## RECORD SET

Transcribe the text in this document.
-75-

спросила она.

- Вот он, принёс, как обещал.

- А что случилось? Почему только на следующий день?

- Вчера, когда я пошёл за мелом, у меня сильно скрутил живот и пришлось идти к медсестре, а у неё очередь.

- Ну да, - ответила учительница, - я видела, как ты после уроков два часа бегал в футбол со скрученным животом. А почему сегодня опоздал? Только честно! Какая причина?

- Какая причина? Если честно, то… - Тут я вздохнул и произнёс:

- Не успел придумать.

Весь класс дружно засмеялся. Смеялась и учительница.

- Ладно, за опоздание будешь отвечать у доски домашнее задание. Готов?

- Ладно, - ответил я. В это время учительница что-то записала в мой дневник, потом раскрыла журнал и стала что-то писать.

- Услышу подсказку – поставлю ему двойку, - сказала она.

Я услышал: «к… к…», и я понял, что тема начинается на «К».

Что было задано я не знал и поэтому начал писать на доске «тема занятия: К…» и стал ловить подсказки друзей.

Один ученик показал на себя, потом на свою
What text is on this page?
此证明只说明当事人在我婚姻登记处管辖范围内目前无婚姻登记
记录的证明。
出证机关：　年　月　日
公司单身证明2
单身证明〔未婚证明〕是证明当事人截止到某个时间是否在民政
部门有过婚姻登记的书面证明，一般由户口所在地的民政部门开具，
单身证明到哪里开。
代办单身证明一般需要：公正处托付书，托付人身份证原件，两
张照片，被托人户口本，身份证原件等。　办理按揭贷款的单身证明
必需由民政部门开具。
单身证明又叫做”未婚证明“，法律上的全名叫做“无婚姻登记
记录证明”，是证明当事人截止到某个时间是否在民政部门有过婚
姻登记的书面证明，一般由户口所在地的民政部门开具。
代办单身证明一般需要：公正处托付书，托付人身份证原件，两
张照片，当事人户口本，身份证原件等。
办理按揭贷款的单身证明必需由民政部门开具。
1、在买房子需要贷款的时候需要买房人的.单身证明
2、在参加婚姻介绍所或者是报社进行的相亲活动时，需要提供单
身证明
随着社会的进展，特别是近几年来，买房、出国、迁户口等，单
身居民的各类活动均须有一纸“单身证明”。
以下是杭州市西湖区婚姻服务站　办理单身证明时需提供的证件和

## TASK TO CARRY OUT
How many of the lines above contain the string "потом"? Give the number only.

## SOLUTION BELOW
2